▶ Directive
All records should be reproduced verbatim.

▶ Provided information
Begin

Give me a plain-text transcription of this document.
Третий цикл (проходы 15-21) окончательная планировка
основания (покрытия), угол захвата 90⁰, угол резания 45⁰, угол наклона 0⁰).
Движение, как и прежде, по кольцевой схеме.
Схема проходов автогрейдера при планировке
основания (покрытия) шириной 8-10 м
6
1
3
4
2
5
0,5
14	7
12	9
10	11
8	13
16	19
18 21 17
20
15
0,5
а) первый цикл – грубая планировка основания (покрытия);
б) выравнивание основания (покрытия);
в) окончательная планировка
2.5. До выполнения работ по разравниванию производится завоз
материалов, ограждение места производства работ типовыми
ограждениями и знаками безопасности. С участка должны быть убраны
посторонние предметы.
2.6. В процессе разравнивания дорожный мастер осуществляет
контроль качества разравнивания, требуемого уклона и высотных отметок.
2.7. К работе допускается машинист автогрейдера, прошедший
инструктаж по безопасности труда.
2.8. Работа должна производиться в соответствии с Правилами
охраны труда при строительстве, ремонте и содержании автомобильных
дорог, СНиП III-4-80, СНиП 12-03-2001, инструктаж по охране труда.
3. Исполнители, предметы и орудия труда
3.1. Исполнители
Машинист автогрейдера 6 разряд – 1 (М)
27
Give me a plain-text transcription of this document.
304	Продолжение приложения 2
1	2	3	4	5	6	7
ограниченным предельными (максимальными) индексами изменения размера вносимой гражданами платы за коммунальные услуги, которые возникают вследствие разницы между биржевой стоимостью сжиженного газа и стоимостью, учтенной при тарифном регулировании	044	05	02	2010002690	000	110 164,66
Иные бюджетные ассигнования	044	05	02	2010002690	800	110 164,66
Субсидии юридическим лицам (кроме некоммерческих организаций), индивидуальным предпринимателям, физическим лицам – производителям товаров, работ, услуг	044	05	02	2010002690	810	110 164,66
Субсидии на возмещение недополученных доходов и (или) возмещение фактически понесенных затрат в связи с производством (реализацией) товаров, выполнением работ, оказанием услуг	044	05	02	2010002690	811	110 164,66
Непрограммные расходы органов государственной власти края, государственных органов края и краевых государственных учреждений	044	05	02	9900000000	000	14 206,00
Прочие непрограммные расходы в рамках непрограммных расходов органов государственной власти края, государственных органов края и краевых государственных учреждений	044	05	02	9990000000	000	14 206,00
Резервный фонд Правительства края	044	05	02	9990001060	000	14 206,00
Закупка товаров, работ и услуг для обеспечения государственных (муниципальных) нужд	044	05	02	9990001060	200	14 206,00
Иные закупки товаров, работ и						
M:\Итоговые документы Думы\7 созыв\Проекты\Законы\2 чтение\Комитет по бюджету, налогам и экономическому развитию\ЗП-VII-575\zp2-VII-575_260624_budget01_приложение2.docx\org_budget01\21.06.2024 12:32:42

End

▶ Exercise result
Give me a plain-text transcription of this document.
Третий цикл (проходы 15-21) окончательная планировка
основания (покрытия), угол захвата 90⁰, угол резания 45⁰, угол наклона 0⁰).
Движение, как и прежде, по кольцевой схеме.
Схема проходов автогрейдера при планировке
основания (покрытия) шириной 8-10 м
6
1
3
4
2
5
0,5
14	7
12	9
10	11
8	13
16	19
18 21 17
20
15
0,5
а) первый цикл – грубая планировка основания (покрытия);
б) выравнивание основания (покрытия);
в) окончательная планировка
2.5. До выполнения работ по разравниванию производится завоз
материалов, ограждение места производства работ типовыми
ограждениями и знаками безопасности. С участка должны быть убраны
посторонние предметы.
2.6. В процессе разравнивания дорожный мастер осуществляет
контроль качества разравнивания, требуемого уклона и высотных отметок.
2.7. К работе допускается машинист автогрейдера, прошедший
инструктаж по безопасности труда.
2.8. Работа должна производиться в соответствии с Правилами
охраны труда при строительстве, ремонте и содержании автомобильных
дорог, СНиП III-4-80, СНиП 12-03-2001, инструктаж по охране труда.
3. Исполнители, предметы и орудия труда
3.1. Исполнители
Машинист автогрейдера 6 разряд – 1 (М)
27
Give me a plain-text transcription of this document.
304	Продолжение приложения 2
1	2	3	4	5	6	7
ограниченным предельными (максимальными) индексами изменения размера вносимой гражданами платы за коммунальные услуги, которые возникают вследствие разницы между биржевой стоимостью сжиженного газа и стоимостью, учтенной при тарифном регулировании	044	05	02	2010002690	000	110 164,66
Иные бюджетные ассигнования	044	05	02	2010002690	800	110 164,66
Субсидии юридическим лицам (кроме некоммерческих организаций), индивидуальным предпринимателям, физическим лицам – производителям товаров, работ, услуг	044	05	02	2010002690	810	110 164,66
Субсидии на возмещение недополученных доходов и (или) возмещение фактически понесенных затрат в связи с производством (реализацией) товаров, выполнением работ, оказанием услуг	044	05	02	2010002690	811	110 164,66
Непрограммные расходы органов государственной власти края, государственных органов края и краевых государственных учреждений	044	05	02	9900000000	000	14 206,00
Прочие непрограммные расходы в рамках непрограммных расходов органов государственной власти края, государственных органов края и краевых государственных учреждений	044	05	02	9990000000	000	14 206,00
Резервный фонд Правительства края	044	05	02	9990001060	000	14 206,00
Закупка товаров, работ и услуг для обеспечения государственных (муниципальных) нужд	044	05	02	9990001060	200	14 206,00
Иные закупки товаров, работ и						
M:\Итоговые документы Думы\7 созыв\Проекты\Законы\2 чтение\Комитет по бюджету, налогам и экономическому развитию\ЗП-VII-575\zp2-VII-575_260624_budget01_приложение2.docx\org_budget01\21.06.2024 12:32:42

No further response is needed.